What is asked: Leave out any picture and return the remaining listing below exactly as given.

***** Provided information *****

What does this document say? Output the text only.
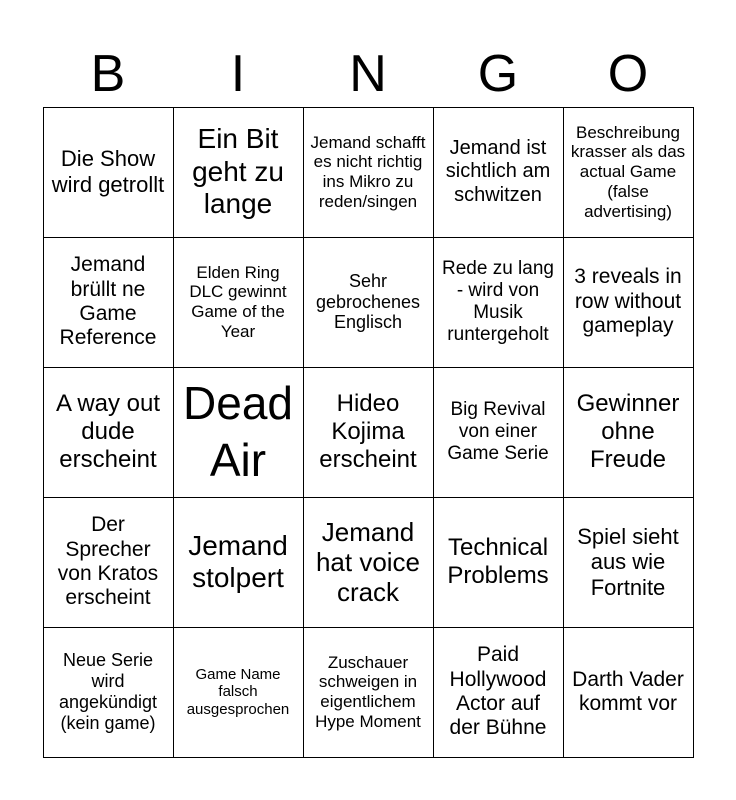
B	I	N	G	O
Die Show wird getrollt
Ein Bit geht zu lange
Jemand schafft es nicht richtig ins Mikro zu reden/singen
Jemand ist sichtlich am schwitzen
Beschreibung krasser als das actual Game (false advertising)
Jemand brüllt ne Game Reference
Elden Ring DLC gewinnt Game of the Year
Sehr gebrochenes Englisch
Rede zu lang - wird von Musik runtergeholt
3 reveals in row without gameplay
A way out dude erscheint
Dead Air
Hideo Kojima erscheint
Big Revival von einer Game Serie
Gewinner ohne Freude
Der Sprecher von Kratos erscheint
Jemand stolpert
Jemand hat voice crack
Technical Problems
Spiel sieht aus wie Fortnite
Neue Serie wird angekündigt (kein game)
Game Name falsch ausgesprochen
Zuschauer schweigen in eigentlichem Hype Moment
Paid Hollywood Actor auf der Bühne
Darth Vader kommt vor
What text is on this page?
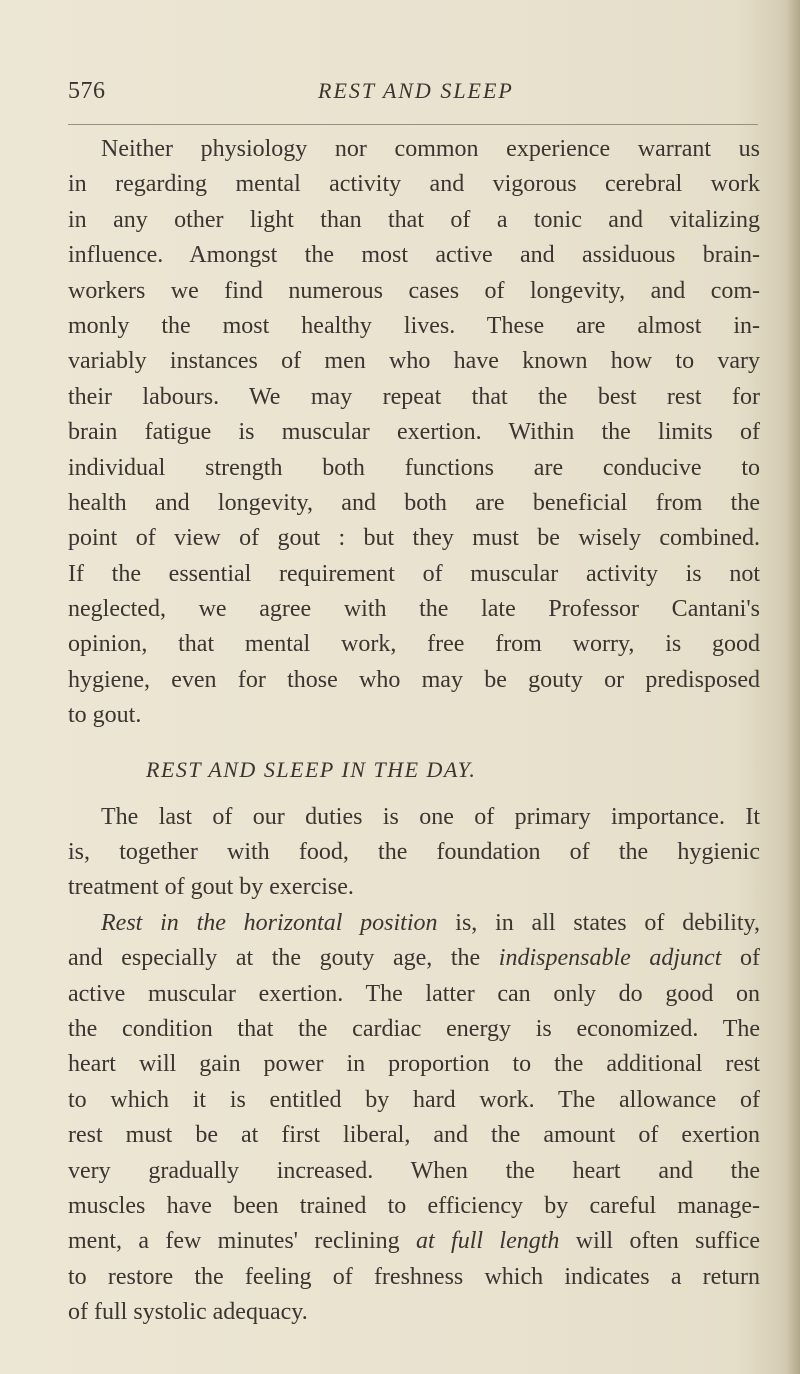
576	REST AND SLEEP
Neither physiology nor common experience warrant us
in regarding mental activity and vigorous cerebral work
in any other light than that of a tonic and vitalizing
influence. Amongst the most active and assiduous brain-
workers we find numerous cases of longevity, and com-
monly the most healthy lives. These are almost in-
variably instances of men who have known how to vary
their labours. We may repeat that the best rest for
brain fatigue is muscular exertion. Within the limits of
individual strength both functions are conducive to
health and longevity, and both are beneficial from the
point of view of gout : but they must be wisely combined.
If the essential requirement of muscular activity is not
neglected, we agree with the late Professor Cantani's
opinion, that mental work, free from worry, is good
hygiene, even for those who may be gouty or predisposed
to gout.
REST AND SLEEP IN THE DAY.
The last of our duties is one of primary importance. It
is, together with food, the foundation of the hygienic
treatment of gout by exercise.
Rest in the horizontal position is, in all states of debility,
and especially at the gouty age, the indispensable adjunct of
active muscular exertion. The latter can only do good on
the condition that the cardiac energy is economized. The
heart will gain power in proportion to the additional rest
to which it is entitled by hard work. The allowance of
rest must be at first liberal, and the amount of exertion
very gradually increased. When the heart and the
muscles have been trained to efficiency by careful manage-
ment, a few minutes' reclining at full length will often suffice
to restore the feeling of freshness which indicates a return
of full systolic adequacy.
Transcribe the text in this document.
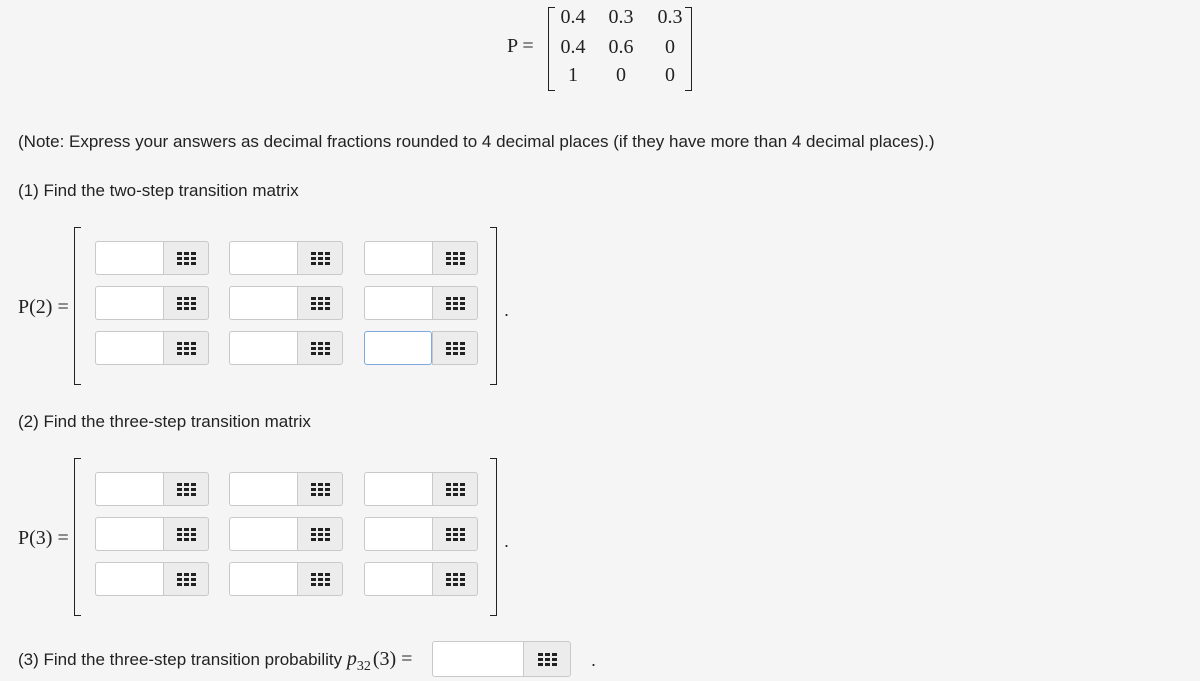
P =
0.4	0.3	0.3
0.4	0.6	0
1	0	0
(Note: Express your answers as decimal fractions rounded to 4 decimal places (if they have more than 4 decimal places).)
(1) Find the two-step transition matrix
P(2) =	.
(2) Find the three-step transition matrix
P(3) =	.
(3) Find the three-step transition probability $p_{32}$ (3) =	.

*****

Reply to the exercise:
What does this document say? Output the text only.
B	I	N	G	O
Die Show wird getrollt
Ein Bit geht zu lange
Jemand schafft es nicht richtig ins Mikro zu reden/singen
Jemand ist sichtlich am schwitzen
Beschreibung krasser als das actual Game (false advertising)
Jemand brüllt ne Game Reference
Elden Ring DLC gewinnt Game of the Year
Sehr gebrochenes Englisch
Rede zu lang - wird von Musik runtergeholt
3 reveals in row without gameplay
A way out dude erscheint
Dead Air
Hideo Kojima erscheint
Big Revival von einer Game Serie
Gewinner ohne Freude
Der Sprecher von Kratos erscheint
Jemand stolpert
Jemand hat voice crack
Technical Problems
Spiel sieht aus wie Fortnite
Neue Serie wird angekündigt (kein game)
Game Name falsch ausgesprochen
Zuschauer schweigen in eigentlichem Hype Moment
Paid Hollywood Actor auf der Bühne
Darth Vader kommt vor
What text is on this page?
576	REST AND SLEEP
Neither physiology nor common experience warrant us
in regarding mental activity and vigorous cerebral work
in any other light than that of a tonic and vitalizing
influence. Amongst the most active and assiduous brain-
workers we find numerous cases of longevity, and com-
monly the most healthy lives. These are almost in-
variably instances of men who have known how to vary
their labours. We may repeat that the best rest for
brain fatigue is muscular exertion. Within the limits of
individual strength both functions are conducive to
health and longevity, and both are beneficial from the
point of view of gout : but they must be wisely combined.
If the essential requirement of muscular activity is not
neglected, we agree with the late Professor Cantani's
opinion, that mental work, free from worry, is good
hygiene, even for those who may be gouty or predisposed
to gout.
REST AND SLEEP IN THE DAY.
The last of our duties is one of primary importance. It
is, together with food, the foundation of the hygienic
treatment of gout by exercise.
Rest in the horizontal position is, in all states of debility,
and especially at the gouty age, the indispensable adjunct of
active muscular exertion. The latter can only do good on
the condition that the cardiac energy is economized. The
heart will gain power in proportion to the additional rest
to which it is entitled by hard work. The allowance of
rest must be at first liberal, and the amount of exertion
very gradually increased. When the heart and the
muscles have been trained to efficiency by careful manage-
ment, a few minutes' reclining at full length will often suffice
to restore the feeling of freshness which indicates a return
of full systolic adequacy.
Transcribe the text in this document.
P =
0.4	0.3	0.3
0.4	0.6	0
1	0	0
(Note: Express your answers as decimal fractions rounded to 4 decimal places (if they have more than 4 decimal places).)
(1) Find the two-step transition matrix
P(2) =	.
(2) Find the three-step transition matrix
P(3) =	.
(3) Find the three-step transition probability $p_{32}$ (3) =	.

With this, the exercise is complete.